[Rows from a dataset]
------------

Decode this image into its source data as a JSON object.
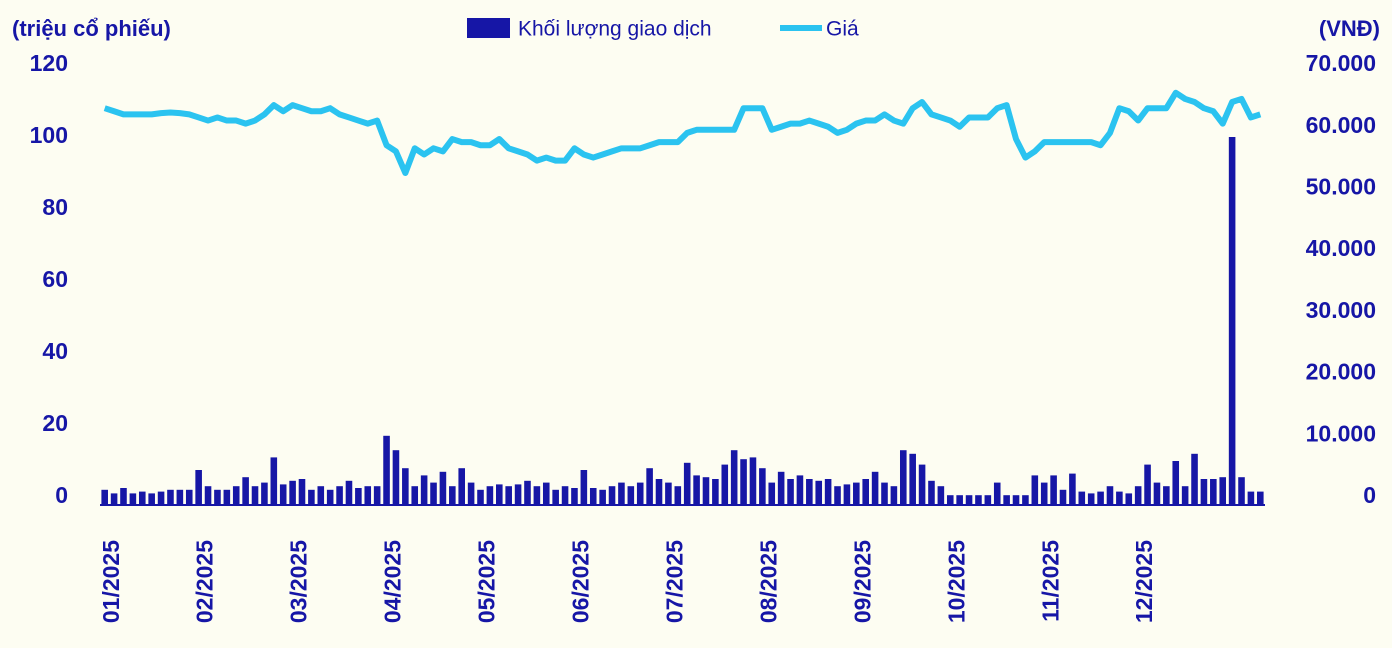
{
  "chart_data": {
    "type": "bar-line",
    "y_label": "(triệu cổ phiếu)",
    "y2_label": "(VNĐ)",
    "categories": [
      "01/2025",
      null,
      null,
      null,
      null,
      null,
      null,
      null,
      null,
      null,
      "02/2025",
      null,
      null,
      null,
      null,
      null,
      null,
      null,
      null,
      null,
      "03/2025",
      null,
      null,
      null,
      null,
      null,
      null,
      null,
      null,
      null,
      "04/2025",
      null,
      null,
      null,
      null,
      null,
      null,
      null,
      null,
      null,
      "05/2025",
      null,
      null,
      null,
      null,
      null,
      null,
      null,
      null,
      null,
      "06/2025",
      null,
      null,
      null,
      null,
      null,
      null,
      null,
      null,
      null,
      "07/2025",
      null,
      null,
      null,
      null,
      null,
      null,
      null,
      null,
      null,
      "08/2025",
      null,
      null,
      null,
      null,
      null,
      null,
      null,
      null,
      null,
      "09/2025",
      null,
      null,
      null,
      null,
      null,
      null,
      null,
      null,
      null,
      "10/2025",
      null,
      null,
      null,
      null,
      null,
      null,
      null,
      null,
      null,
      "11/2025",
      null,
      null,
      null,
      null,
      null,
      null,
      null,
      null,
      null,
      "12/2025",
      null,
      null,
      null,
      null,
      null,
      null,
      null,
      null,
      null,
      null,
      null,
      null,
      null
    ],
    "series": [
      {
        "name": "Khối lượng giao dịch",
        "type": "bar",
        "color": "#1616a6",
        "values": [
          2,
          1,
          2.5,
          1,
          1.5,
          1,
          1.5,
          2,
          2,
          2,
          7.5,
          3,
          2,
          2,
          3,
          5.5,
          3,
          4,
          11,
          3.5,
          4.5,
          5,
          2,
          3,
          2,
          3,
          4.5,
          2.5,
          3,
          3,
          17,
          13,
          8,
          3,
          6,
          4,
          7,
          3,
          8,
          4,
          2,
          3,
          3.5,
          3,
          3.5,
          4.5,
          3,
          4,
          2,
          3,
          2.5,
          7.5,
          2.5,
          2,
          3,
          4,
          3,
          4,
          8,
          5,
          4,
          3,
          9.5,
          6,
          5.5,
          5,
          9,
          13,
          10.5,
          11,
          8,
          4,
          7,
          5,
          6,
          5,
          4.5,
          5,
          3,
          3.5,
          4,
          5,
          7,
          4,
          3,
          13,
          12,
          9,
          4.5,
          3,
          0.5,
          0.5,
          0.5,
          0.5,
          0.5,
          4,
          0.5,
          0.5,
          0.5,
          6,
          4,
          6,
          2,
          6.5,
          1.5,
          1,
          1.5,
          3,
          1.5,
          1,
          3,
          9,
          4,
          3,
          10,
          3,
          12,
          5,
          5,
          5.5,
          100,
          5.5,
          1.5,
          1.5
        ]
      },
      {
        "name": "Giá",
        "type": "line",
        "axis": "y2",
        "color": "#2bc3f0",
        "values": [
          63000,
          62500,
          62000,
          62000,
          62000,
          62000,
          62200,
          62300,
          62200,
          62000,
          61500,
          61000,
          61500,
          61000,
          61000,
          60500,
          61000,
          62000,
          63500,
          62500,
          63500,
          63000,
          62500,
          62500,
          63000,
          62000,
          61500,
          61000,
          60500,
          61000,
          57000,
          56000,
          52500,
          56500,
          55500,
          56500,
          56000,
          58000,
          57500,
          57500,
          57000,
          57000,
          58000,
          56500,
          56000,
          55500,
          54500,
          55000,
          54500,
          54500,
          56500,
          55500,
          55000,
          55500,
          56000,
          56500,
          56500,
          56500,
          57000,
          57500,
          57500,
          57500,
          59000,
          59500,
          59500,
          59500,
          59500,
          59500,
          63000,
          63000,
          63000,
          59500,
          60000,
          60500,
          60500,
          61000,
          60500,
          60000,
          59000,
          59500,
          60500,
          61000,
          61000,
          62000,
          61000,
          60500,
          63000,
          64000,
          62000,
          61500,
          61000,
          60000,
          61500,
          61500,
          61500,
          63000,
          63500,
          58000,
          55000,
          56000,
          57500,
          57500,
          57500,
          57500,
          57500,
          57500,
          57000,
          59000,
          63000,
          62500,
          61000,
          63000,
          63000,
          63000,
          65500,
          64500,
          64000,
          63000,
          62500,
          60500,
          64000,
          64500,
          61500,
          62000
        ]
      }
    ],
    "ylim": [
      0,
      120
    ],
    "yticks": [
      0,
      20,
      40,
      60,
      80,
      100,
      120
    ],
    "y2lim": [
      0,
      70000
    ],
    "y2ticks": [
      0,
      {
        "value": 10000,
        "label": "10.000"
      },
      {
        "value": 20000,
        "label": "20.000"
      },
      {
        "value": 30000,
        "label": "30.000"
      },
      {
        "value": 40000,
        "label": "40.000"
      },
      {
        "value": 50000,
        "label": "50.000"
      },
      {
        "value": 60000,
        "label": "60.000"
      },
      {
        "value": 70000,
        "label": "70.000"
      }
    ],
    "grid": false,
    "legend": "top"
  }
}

------------

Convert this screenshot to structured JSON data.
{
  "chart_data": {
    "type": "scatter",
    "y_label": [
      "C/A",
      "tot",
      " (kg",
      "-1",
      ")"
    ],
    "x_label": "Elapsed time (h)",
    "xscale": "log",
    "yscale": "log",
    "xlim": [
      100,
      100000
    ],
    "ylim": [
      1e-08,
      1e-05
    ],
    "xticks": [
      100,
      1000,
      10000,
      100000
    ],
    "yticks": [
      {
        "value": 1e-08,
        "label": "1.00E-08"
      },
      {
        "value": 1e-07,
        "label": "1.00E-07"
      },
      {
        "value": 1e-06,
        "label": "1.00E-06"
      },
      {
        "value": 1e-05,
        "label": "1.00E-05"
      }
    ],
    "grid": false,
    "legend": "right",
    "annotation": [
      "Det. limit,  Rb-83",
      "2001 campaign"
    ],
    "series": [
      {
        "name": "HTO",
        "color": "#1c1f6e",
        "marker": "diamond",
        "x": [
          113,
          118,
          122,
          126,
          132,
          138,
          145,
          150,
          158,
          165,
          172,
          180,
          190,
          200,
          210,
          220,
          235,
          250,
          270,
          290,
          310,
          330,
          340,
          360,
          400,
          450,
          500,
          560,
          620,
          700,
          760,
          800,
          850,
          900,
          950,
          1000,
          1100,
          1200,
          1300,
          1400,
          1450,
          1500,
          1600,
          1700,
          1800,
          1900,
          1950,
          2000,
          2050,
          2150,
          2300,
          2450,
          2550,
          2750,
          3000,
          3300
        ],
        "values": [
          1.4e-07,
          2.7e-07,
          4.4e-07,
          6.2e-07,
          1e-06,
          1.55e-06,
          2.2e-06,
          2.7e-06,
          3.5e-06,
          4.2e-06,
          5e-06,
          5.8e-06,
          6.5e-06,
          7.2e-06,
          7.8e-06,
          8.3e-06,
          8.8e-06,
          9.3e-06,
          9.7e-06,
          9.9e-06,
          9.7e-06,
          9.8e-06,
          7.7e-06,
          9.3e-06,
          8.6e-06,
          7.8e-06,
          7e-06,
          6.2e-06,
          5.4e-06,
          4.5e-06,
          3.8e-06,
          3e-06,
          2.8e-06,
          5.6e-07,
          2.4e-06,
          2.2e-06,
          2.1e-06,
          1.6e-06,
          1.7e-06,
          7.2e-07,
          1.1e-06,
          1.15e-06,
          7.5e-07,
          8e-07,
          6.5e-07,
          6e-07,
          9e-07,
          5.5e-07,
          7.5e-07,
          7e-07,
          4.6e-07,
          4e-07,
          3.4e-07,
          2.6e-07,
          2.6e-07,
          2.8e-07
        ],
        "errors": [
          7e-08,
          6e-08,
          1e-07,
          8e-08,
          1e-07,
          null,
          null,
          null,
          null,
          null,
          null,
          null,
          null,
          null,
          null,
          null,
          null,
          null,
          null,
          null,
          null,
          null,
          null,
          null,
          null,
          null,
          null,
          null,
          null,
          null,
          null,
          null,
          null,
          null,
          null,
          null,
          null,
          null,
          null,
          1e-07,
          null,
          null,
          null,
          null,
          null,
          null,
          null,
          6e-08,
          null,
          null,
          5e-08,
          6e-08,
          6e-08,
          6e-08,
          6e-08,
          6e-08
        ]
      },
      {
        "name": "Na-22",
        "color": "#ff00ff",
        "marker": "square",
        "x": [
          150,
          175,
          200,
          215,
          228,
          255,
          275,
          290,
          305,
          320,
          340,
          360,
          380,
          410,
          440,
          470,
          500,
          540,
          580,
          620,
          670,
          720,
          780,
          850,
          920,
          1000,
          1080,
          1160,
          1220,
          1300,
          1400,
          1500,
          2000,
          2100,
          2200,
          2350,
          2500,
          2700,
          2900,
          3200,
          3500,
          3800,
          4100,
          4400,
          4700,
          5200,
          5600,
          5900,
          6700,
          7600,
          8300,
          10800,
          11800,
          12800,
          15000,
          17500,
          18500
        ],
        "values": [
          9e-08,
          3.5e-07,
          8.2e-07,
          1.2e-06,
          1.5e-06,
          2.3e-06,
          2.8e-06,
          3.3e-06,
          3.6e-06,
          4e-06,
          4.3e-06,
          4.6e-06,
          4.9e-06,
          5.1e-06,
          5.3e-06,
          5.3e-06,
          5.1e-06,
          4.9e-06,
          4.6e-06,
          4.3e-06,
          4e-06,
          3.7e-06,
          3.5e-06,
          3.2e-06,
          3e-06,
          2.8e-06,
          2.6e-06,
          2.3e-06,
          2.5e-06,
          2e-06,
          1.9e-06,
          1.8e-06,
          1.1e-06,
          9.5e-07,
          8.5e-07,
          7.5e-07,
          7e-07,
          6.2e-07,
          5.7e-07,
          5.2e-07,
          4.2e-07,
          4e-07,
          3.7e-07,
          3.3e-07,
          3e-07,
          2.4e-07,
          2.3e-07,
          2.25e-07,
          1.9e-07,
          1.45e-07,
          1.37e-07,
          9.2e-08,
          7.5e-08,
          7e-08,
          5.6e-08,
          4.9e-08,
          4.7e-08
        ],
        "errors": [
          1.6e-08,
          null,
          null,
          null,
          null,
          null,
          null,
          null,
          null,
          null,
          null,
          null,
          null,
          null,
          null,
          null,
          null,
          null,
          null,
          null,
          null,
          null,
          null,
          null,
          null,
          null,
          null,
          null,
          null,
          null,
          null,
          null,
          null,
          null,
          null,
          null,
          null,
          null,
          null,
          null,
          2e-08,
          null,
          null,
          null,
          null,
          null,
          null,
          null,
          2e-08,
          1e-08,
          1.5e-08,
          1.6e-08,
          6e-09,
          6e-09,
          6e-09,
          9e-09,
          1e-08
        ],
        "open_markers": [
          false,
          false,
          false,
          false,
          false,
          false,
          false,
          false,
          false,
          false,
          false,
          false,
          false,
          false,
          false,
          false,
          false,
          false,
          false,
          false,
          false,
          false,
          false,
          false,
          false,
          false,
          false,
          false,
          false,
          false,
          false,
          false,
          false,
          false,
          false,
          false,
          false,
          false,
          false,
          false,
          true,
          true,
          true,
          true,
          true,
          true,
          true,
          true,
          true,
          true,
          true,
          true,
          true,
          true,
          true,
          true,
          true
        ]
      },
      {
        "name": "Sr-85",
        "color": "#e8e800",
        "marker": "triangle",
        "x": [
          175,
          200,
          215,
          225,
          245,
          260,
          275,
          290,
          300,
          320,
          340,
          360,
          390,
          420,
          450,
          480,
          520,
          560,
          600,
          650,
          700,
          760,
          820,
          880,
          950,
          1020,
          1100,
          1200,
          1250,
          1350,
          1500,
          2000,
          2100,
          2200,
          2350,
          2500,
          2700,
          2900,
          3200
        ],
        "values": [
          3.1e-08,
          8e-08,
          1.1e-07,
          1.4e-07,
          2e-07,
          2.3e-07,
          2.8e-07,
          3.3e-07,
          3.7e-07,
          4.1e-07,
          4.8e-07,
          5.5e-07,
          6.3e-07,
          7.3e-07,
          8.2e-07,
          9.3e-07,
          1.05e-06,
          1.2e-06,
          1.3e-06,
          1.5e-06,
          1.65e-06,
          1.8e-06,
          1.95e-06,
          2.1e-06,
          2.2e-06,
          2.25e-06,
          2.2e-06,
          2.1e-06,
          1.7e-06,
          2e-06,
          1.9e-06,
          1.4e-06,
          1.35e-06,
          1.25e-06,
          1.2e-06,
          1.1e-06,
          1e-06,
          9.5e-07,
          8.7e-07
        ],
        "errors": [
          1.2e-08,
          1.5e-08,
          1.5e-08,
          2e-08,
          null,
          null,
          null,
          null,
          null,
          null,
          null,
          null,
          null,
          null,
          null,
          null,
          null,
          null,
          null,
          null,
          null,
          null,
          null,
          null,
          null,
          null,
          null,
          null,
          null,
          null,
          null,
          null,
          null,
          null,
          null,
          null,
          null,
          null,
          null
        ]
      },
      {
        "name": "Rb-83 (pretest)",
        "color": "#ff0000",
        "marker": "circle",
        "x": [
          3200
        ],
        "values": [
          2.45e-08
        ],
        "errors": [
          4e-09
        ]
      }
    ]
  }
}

------------

Work through the records above line by line and count those that hold the string "name". Give only the result.

6